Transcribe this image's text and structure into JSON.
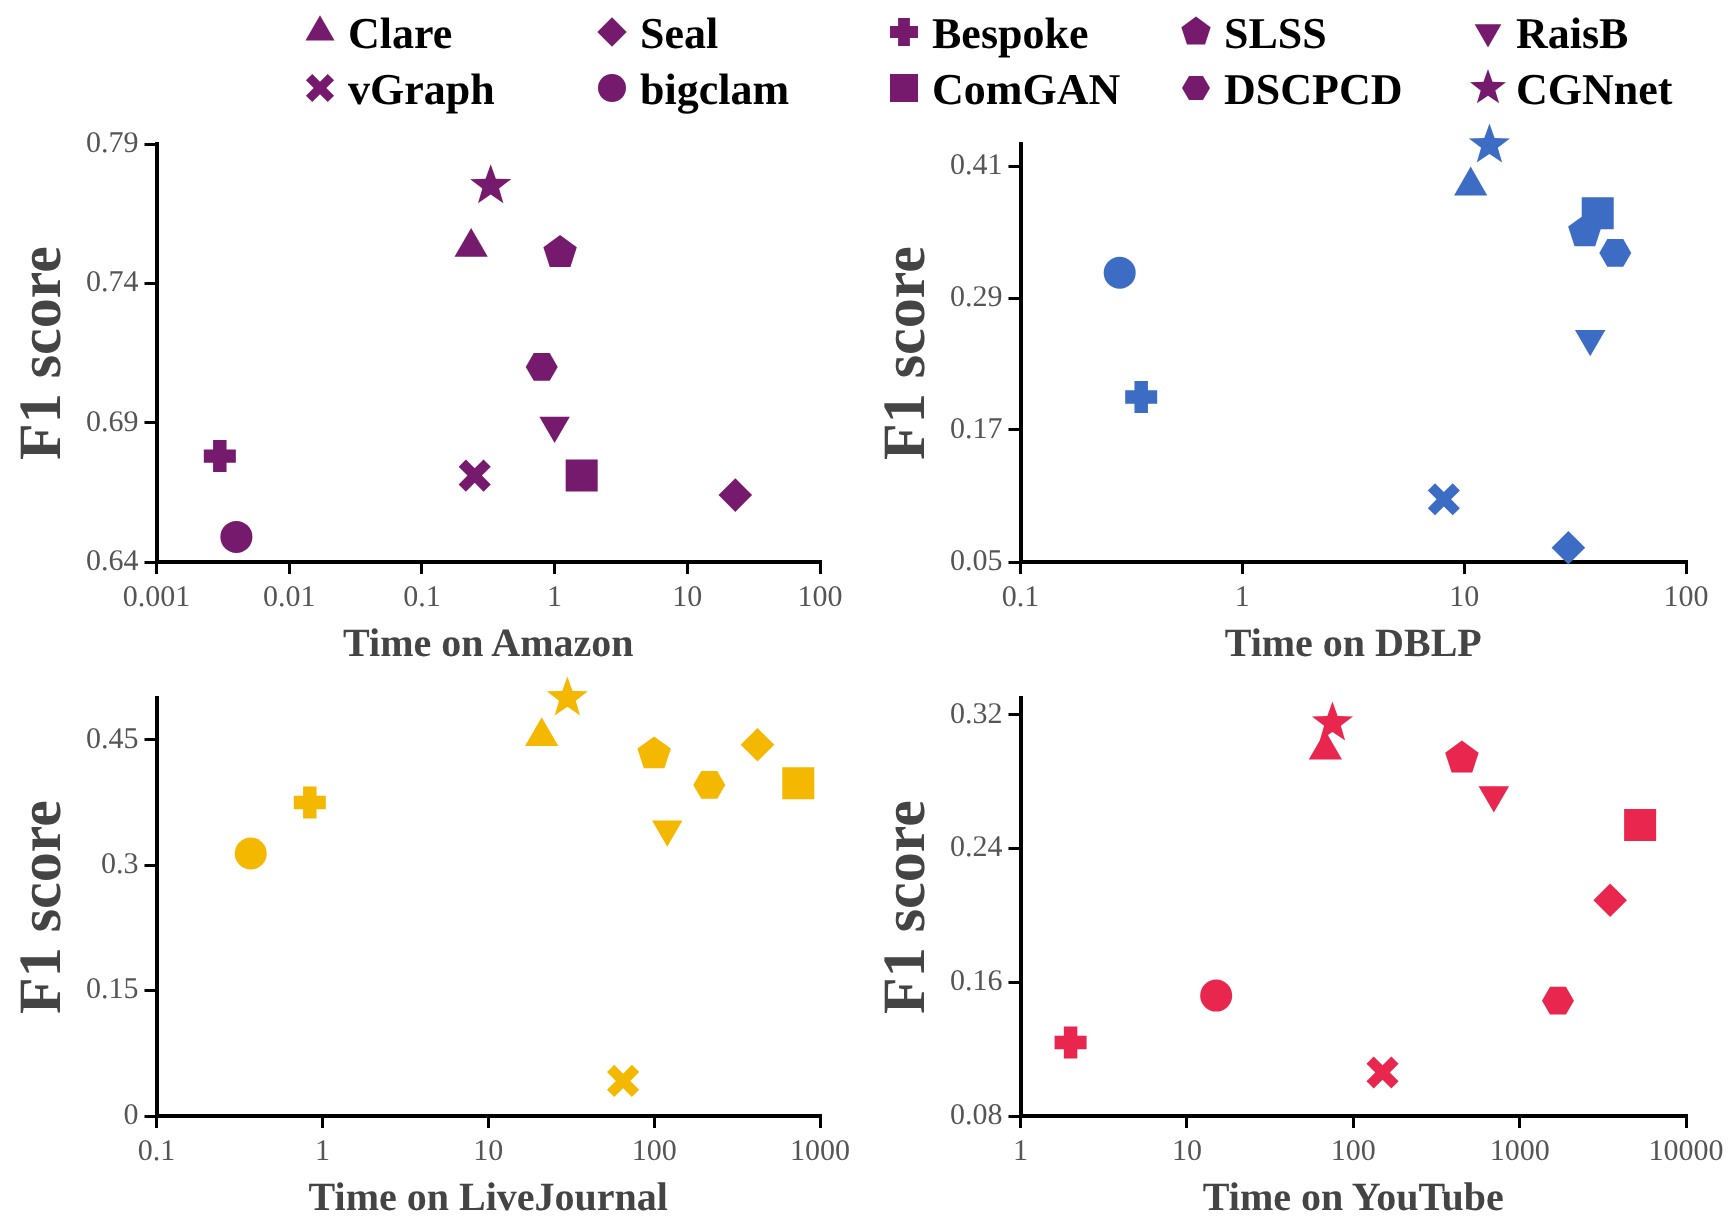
{
  "chart_data": [
    {
      "type": "scatter",
      "xlabel": "Time on Amazon",
      "ylabel": "F1 score",
      "log": "x",
      "grid": false,
      "legend": "top",
      "xlim": [
        0.001,
        100
      ],
      "xticks": [
        0.001,
        0.01,
        0.1,
        1,
        10,
        100
      ],
      "ylim": [
        0.64,
        0.79
      ],
      "yticks": [
        0.64,
        0.69,
        0.74,
        0.79
      ],
      "series": [
        {
          "name": "Clare",
          "marker": "triangle",
          "color": "#761a6e",
          "x": [
            0.235
          ],
          "values": [
            0.753
          ]
        },
        {
          "name": "Seal",
          "marker": "diamond",
          "color": "#761a6e",
          "x": [
            23
          ],
          "values": [
            0.664
          ]
        },
        {
          "name": "Bespoke",
          "marker": "cross",
          "color": "#761a6e",
          "x": [
            0.003
          ],
          "values": [
            0.678
          ]
        },
        {
          "name": "SLSS",
          "color": "#761a6e",
          "x": [
            1.1
          ],
          "values": [
            0.751
          ]
        },
        {
          "name": "RaisB",
          "marker": "triangle-down",
          "color": "#761a6e",
          "x": [
            1.0
          ],
          "values": [
            0.689
          ]
        },
        {
          "name": "vGraph",
          "marker": "x",
          "color": "#761a6e",
          "x": [
            0.25
          ],
          "values": [
            0.671
          ]
        },
        {
          "name": "bigclam",
          "marker": "circle",
          "color": "#761a6e",
          "x": [
            0.004
          ],
          "values": [
            0.649
          ]
        },
        {
          "name": "ComGAN",
          "marker": "square",
          "color": "#761a6e",
          "x": [
            1.6
          ],
          "values": [
            0.671
          ]
        },
        {
          "name": "DSCPCD",
          "color": "#761a6e",
          "x": [
            0.8
          ],
          "values": [
            0.71
          ]
        },
        {
          "name": "CGNnet",
          "marker": "star",
          "color": "#761a6e",
          "x": [
            0.33
          ],
          "values": [
            0.775
          ]
        }
      ]
    },
    {
      "type": "scatter",
      "xlabel": "Time on DBLP",
      "ylabel": "F1 score",
      "log": "x",
      "grid": false,
      "xlim": [
        0.1,
        100
      ],
      "xticks": [
        0.1,
        1,
        10,
        100
      ],
      "ylim": [
        0.05,
        0.43
      ],
      "yticks": [
        0.05,
        0.17,
        0.29,
        0.41
      ],
      "series": [
        {
          "marker": "triangle",
          "color": "#3d6cc4",
          "x": [
            10.7
          ],
          "values": [
            0.392
          ]
        },
        {
          "marker": "diamond",
          "color": "#3d6cc4",
          "x": [
            29.5
          ],
          "values": [
            0.063
          ]
        },
        {
          "marker": "cross",
          "color": "#3d6cc4",
          "x": [
            0.35
          ],
          "values": [
            0.2
          ]
        },
        {
          "color": "#3d6cc4",
          "x": [
            35
          ],
          "values": [
            0.35
          ]
        },
        {
          "marker": "triangle-down",
          "color": "#3d6cc4",
          "x": [
            37
          ],
          "values": [
            0.253
          ]
        },
        {
          "marker": "x",
          "color": "#3d6cc4",
          "x": [
            8.1
          ],
          "values": [
            0.107
          ]
        },
        {
          "marker": "circle",
          "color": "#3d6cc4",
          "x": [
            0.28
          ],
          "values": [
            0.313
          ]
        },
        {
          "marker": "square",
          "color": "#3d6cc4",
          "x": [
            40
          ],
          "values": [
            0.367
          ]
        },
        {
          "color": "#3d6cc4",
          "x": [
            48
          ],
          "values": [
            0.331
          ]
        },
        {
          "marker": "star",
          "color": "#3d6cc4",
          "x": [
            13
          ],
          "values": [
            0.429
          ]
        }
      ]
    },
    {
      "type": "scatter",
      "xlabel": "Time on LiveJournal",
      "ylabel": "F1 score",
      "log": "x",
      "grid": false,
      "xlim": [
        0.1,
        1000
      ],
      "xticks": [
        0.1,
        1,
        10,
        100,
        1000
      ],
      "ylim": [
        0,
        0.5
      ],
      "yticks": [
        0,
        0.15,
        0.3,
        0.45
      ],
      "series": [
        {
          "marker": "triangle",
          "color": "#f5b800",
          "x": [
            21
          ],
          "values": [
            0.454
          ]
        },
        {
          "marker": "diamond",
          "color": "#f5b800",
          "x": [
            420
          ],
          "values": [
            0.444
          ]
        },
        {
          "marker": "cross",
          "color": "#f5b800",
          "x": [
            0.84
          ],
          "values": [
            0.375
          ]
        },
        {
          "color": "#f5b800",
          "x": [
            100
          ],
          "values": [
            0.433
          ]
        },
        {
          "marker": "triangle-down",
          "color": "#f5b800",
          "x": [
            120
          ],
          "values": [
            0.343
          ]
        },
        {
          "marker": "x",
          "color": "#f5b800",
          "x": [
            65
          ],
          "values": [
            0.042
          ]
        },
        {
          "marker": "circle",
          "color": "#f5b800",
          "x": [
            0.37
          ],
          "values": [
            0.314
          ]
        },
        {
          "marker": "square",
          "color": "#f5b800",
          "x": [
            740
          ],
          "values": [
            0.398
          ]
        },
        {
          "color": "#f5b800",
          "x": [
            215
          ],
          "values": [
            0.396
          ]
        },
        {
          "marker": "star",
          "color": "#f5b800",
          "x": [
            30
          ],
          "values": [
            0.5
          ]
        }
      ]
    },
    {
      "type": "scatter",
      "xlabel": "Time on YouTube",
      "ylabel": "F1 score",
      "log": "x",
      "grid": false,
      "xlim": [
        1,
        10000
      ],
      "xticks": [
        1,
        10,
        100,
        1000,
        10000
      ],
      "ylim": [
        0.08,
        0.33
      ],
      "yticks": [
        0.08,
        0.16,
        0.24,
        0.32
      ],
      "series": [
        {
          "marker": "triangle",
          "color": "#e8264e",
          "x": [
            68
          ],
          "values": [
            0.299
          ]
        },
        {
          "marker": "diamond",
          "color": "#e8264e",
          "x": [
            3500
          ],
          "values": [
            0.209
          ]
        },
        {
          "marker": "cross",
          "color": "#e8264e",
          "x": [
            2.0
          ],
          "values": [
            0.124
          ]
        },
        {
          "color": "#e8264e",
          "x": [
            450
          ],
          "values": [
            0.294
          ]
        },
        {
          "marker": "triangle-down",
          "color": "#e8264e",
          "x": [
            700
          ],
          "values": [
            0.272
          ]
        },
        {
          "marker": "x",
          "color": "#e8264e",
          "x": [
            150
          ],
          "values": [
            0.106
          ]
        },
        {
          "marker": "circle",
          "color": "#e8264e",
          "x": [
            15
          ],
          "values": [
            0.152
          ]
        },
        {
          "marker": "square",
          "color": "#e8264e",
          "x": [
            5300
          ],
          "values": [
            0.254
          ]
        },
        {
          "color": "#e8264e",
          "x": [
            1700
          ],
          "values": [
            0.149
          ]
        },
        {
          "marker": "star",
          "color": "#e8264e",
          "x": [
            75
          ],
          "values": [
            0.315
          ]
        }
      ]
    }
  ]
}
-.-.-
Exercise brief:
Print out the lines exactly, skipping any picture.

Reply:
Transcribe this image's text and structure into JSON.
{
  "chart_data": [
    {
      "type": "scatter",
      "xlabel": "Time on Amazon",
      "ylabel": "F1 score",
      "log": "x",
      "grid": false,
      "legend": "top",
      "xlim": [
        0.001,
        100
      ],
      "xticks": [
        0.001,
        0.01,
        0.1,
        1,
        10,
        100
      ],
      "ylim": [
        0.64,
        0.79
      ],
      "yticks": [
        0.64,
        0.69,
        0.74,
        0.79
      ],
      "series": [
        {
          "name": "Clare",
          "marker": "triangle",
          "color": "#761a6e",
          "x": [
            0.235
          ],
          "values": [
            0.753
          ]
        },
        {
          "name": "Seal",
          "marker": "diamond",
          "color": "#761a6e",
          "x": [
            23
          ],
          "values": [
            0.664
          ]
        },
        {
          "name": "Bespoke",
          "marker": "cross",
          "color": "#761a6e",
          "x": [
            0.003
          ],
          "values": [
            0.678
          ]
        },
        {
          "name": "SLSS",
          "color": "#761a6e",
          "x": [
            1.1
          ],
          "values": [
            0.751
          ]
        },
        {
          "name": "RaisB",
          "marker": "triangle-down",
          "color": "#761a6e",
          "x": [
            1.0
          ],
          "values": [
            0.689
          ]
        },
        {
          "name": "vGraph",
          "marker": "x",
          "color": "#761a6e",
          "x": [
            0.25
          ],
          "values": [
            0.671
          ]
        },
        {
          "name": "bigclam",
          "marker": "circle",
          "color": "#761a6e",
          "x": [
            0.004
          ],
          "values": [
            0.649
          ]
        },
        {
          "name": "ComGAN",
          "marker": "square",
          "color": "#761a6e",
          "x": [
            1.6
          ],
          "values": [
            0.671
          ]
        },
        {
          "name": "DSCPCD",
          "color": "#761a6e",
          "x": [
            0.8
          ],
          "values": [
            0.71
          ]
        },
        {
          "name": "CGNnet",
          "marker": "star",
          "color": "#761a6e",
          "x": [
            0.33
          ],
          "values": [
            0.775
          ]
        }
      ]
    },
    {
      "type": "scatter",
      "xlabel": "Time on DBLP",
      "ylabel": "F1 score",
      "log": "x",
      "grid": false,
      "xlim": [
        0.1,
        100
      ],
      "xticks": [
        0.1,
        1,
        10,
        100
      ],
      "ylim": [
        0.05,
        0.43
      ],
      "yticks": [
        0.05,
        0.17,
        0.29,
        0.41
      ],
      "series": [
        {
          "marker": "triangle",
          "color": "#3d6cc4",
          "x": [
            10.7
          ],
          "values": [
            0.392
          ]
        },
        {
          "marker": "diamond",
          "color": "#3d6cc4",
          "x": [
            29.5
          ],
          "values": [
            0.063
          ]
        },
        {
          "marker": "cross",
          "color": "#3d6cc4",
          "x": [
            0.35
          ],
          "values": [
            0.2
          ]
        },
        {
          "color": "#3d6cc4",
          "x": [
            35
          ],
          "values": [
            0.35
          ]
        },
        {
          "marker": "triangle-down",
          "color": "#3d6cc4",
          "x": [
            37
          ],
          "values": [
            0.253
          ]
        },
        {
          "marker": "x",
          "color": "#3d6cc4",
          "x": [
            8.1
          ],
          "values": [
            0.107
          ]
        },
        {
          "marker": "circle",
          "color": "#3d6cc4",
          "x": [
            0.28
          ],
          "values": [
            0.313
          ]
        },
        {
          "marker": "square",
          "color": "#3d6cc4",
          "x": [
            40
          ],
          "values": [
            0.367
          ]
        },
        {
          "color": "#3d6cc4",
          "x": [
            48
          ],
          "values": [
            0.331
          ]
        },
        {
          "marker": "star",
          "color": "#3d6cc4",
          "x": [
            13
          ],
          "values": [
            0.429
          ]
        }
      ]
    },
    {
      "type": "scatter",
      "xlabel": "Time on LiveJournal",
      "ylabel": "F1 score",
      "log": "x",
      "grid": false,
      "xlim": [
        0.1,
        1000
      ],
      "xticks": [
        0.1,
        1,
        10,
        100,
        1000
      ],
      "ylim": [
        0,
        0.5
      ],
      "yticks": [
        0,
        0.15,
        0.3,
        0.45
      ],
      "series": [
        {
          "marker": "triangle",
          "color": "#f5b800",
          "x": [
            21
          ],
          "values": [
            0.454
          ]
        },
        {
          "marker": "diamond",
          "color": "#f5b800",
          "x": [
            420
          ],
          "values": [
            0.444
          ]
        },
        {
          "marker": "cross",
          "color": "#f5b800",
          "x": [
            0.84
          ],
          "values": [
            0.375
          ]
        },
        {
          "color": "#f5b800",
          "x": [
            100
          ],
          "values": [
            0.433
          ]
        },
        {
          "marker": "triangle-down",
          "color": "#f5b800",
          "x": [
            120
          ],
          "values": [
            0.343
          ]
        },
        {
          "marker": "x",
          "color": "#f5b800",
          "x": [
            65
          ],
          "values": [
            0.042
          ]
        },
        {
          "marker": "circle",
          "color": "#f5b800",
          "x": [
            0.37
          ],
          "values": [
            0.314
          ]
        },
        {
          "marker": "square",
          "color": "#f5b800",
          "x": [
            740
          ],
          "values": [
            0.398
          ]
        },
        {
          "color": "#f5b800",
          "x": [
            215
          ],
          "values": [
            0.396
          ]
        },
        {
          "marker": "star",
          "color": "#f5b800",
          "x": [
            30
          ],
          "values": [
            0.5
          ]
        }
      ]
    },
    {
      "type": "scatter",
      "xlabel": "Time on YouTube",
      "ylabel": "F1 score",
      "log": "x",
      "grid": false,
      "xlim": [
        1,
        10000
      ],
      "xticks": [
        1,
        10,
        100,
        1000,
        10000
      ],
      "ylim": [
        0.08,
        0.33
      ],
      "yticks": [
        0.08,
        0.16,
        0.24,
        0.32
      ],
      "series": [
        {
          "marker": "triangle",
          "color": "#e8264e",
          "x": [
            68
          ],
          "values": [
            0.299
          ]
        },
        {
          "marker": "diamond",
          "color": "#e8264e",
          "x": [
            3500
          ],
          "values": [
            0.209
          ]
        },
        {
          "marker": "cross",
          "color": "#e8264e",
          "x": [
            2.0
          ],
          "values": [
            0.124
          ]
        },
        {
          "color": "#e8264e",
          "x": [
            450
          ],
          "values": [
            0.294
          ]
        },
        {
          "marker": "triangle-down",
          "color": "#e8264e",
          "x": [
            700
          ],
          "values": [
            0.272
          ]
        },
        {
          "marker": "x",
          "color": "#e8264e",
          "x": [
            150
          ],
          "values": [
            0.106
          ]
        },
        {
          "marker": "circle",
          "color": "#e8264e",
          "x": [
            15
          ],
          "values": [
            0.152
          ]
        },
        {
          "marker": "square",
          "color": "#e8264e",
          "x": [
            5300
          ],
          "values": [
            0.254
          ]
        },
        {
          "color": "#e8264e",
          "x": [
            1700
          ],
          "values": [
            0.149
          ]
        },
        {
          "marker": "star",
          "color": "#e8264e",
          "x": [
            75
          ],
          "values": [
            0.315
          ]
        }
      ]
    }
  ]
}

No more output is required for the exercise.